WHAT NEEDS TO BE DONE: Please determine how many lines of the material include the word "Projection", and respond with nothing but that number.

INPUT FOR THIS TASK:

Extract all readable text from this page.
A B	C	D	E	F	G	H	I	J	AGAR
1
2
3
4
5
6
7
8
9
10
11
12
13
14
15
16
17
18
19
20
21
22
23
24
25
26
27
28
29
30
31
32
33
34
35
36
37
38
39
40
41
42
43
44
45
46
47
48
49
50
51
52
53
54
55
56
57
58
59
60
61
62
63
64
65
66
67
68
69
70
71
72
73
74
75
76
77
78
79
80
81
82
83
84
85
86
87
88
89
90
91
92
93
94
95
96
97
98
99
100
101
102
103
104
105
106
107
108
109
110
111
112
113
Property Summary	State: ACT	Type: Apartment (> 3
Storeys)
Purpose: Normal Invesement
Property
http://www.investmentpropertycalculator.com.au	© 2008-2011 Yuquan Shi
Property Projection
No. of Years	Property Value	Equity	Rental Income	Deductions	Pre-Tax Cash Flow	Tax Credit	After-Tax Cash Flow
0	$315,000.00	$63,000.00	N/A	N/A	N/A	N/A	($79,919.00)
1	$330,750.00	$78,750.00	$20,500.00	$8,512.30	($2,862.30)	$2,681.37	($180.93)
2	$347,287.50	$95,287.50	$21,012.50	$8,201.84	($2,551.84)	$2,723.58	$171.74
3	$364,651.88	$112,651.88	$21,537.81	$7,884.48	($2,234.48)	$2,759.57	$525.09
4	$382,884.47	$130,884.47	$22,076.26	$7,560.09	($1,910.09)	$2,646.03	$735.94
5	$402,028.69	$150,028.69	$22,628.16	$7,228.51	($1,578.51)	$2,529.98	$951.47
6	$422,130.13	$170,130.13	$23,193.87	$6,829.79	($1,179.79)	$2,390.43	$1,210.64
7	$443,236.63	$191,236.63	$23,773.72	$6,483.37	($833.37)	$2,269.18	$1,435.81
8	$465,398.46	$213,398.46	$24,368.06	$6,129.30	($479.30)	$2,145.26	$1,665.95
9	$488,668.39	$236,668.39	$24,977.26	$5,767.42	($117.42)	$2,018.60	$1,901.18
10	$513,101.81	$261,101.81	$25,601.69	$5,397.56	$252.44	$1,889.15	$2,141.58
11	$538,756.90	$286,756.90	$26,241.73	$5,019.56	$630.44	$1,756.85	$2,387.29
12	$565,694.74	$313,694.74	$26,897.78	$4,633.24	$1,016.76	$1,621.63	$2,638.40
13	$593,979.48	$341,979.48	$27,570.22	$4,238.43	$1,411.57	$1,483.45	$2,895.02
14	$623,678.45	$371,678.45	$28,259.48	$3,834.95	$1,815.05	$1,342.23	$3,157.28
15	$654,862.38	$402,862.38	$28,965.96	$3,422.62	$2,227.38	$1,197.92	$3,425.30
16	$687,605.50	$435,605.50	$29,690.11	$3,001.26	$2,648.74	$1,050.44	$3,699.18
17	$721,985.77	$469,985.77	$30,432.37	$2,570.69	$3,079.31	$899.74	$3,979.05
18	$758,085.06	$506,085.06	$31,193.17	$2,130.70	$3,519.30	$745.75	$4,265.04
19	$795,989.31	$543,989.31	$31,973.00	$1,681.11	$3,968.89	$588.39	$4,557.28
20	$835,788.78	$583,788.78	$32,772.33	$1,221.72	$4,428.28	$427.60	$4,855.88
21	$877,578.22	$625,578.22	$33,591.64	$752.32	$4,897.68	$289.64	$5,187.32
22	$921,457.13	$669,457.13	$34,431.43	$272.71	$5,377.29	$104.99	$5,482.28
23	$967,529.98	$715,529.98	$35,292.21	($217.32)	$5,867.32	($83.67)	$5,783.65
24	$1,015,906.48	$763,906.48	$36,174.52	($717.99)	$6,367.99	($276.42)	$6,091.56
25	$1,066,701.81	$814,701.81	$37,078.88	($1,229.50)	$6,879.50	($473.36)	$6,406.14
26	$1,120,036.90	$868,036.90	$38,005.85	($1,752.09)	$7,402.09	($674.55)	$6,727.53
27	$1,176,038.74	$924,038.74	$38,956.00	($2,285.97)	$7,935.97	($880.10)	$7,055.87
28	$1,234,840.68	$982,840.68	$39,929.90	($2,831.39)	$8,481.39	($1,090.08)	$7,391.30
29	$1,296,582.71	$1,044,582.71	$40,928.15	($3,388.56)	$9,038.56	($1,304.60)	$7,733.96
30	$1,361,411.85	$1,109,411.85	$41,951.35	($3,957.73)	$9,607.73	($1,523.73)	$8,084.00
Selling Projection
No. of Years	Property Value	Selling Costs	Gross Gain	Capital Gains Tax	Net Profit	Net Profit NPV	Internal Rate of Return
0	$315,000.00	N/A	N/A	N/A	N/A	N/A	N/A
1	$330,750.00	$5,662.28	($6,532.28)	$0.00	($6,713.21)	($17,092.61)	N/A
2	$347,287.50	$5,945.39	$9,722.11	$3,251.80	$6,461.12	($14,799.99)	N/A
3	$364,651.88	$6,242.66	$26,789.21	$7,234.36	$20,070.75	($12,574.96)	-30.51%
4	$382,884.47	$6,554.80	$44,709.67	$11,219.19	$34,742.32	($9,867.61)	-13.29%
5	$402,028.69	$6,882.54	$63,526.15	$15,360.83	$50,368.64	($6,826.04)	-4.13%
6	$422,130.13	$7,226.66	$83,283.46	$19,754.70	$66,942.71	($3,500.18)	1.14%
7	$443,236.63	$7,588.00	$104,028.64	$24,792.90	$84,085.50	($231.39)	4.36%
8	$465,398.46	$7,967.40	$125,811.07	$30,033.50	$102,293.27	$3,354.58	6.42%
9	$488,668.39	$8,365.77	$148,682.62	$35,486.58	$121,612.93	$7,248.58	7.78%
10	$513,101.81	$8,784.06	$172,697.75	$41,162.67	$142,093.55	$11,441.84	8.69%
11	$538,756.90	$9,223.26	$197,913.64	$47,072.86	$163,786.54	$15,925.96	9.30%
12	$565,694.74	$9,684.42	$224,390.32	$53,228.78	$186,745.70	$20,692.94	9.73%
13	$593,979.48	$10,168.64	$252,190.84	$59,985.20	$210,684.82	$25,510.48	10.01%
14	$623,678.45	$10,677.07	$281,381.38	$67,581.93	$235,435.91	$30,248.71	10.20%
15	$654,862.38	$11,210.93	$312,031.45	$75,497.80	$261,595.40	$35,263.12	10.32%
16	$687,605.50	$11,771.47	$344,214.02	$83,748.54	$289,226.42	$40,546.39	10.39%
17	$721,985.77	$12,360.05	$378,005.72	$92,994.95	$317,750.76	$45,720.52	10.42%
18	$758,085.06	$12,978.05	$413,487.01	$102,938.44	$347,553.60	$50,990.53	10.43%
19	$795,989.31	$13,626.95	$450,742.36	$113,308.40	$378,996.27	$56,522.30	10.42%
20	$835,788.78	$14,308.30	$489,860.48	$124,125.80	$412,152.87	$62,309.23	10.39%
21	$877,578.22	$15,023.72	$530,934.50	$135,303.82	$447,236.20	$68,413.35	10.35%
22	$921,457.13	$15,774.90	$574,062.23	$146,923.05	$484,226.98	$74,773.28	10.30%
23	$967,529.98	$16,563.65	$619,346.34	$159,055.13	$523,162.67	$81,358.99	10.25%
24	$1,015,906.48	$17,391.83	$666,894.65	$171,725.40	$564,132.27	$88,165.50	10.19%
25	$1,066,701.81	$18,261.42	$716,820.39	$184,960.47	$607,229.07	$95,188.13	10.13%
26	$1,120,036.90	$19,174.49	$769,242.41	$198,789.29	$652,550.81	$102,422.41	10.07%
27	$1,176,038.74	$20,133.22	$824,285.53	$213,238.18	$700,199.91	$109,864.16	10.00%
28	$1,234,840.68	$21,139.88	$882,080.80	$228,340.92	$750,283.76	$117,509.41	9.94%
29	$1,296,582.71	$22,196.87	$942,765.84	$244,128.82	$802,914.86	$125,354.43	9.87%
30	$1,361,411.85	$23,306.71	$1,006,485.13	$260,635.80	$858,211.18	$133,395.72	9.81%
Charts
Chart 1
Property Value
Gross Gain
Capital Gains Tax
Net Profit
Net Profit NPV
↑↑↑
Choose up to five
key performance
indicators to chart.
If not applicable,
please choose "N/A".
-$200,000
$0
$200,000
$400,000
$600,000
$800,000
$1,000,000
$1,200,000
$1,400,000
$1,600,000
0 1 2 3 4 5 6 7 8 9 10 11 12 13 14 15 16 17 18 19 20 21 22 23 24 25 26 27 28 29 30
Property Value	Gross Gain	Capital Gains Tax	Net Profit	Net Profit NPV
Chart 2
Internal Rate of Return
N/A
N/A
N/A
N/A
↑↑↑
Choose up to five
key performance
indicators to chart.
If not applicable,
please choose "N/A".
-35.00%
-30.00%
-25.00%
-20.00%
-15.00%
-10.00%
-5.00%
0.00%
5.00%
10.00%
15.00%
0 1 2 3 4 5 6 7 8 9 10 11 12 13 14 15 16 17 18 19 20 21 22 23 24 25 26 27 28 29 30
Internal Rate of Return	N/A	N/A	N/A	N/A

RESPONSE TO THE TASK: 2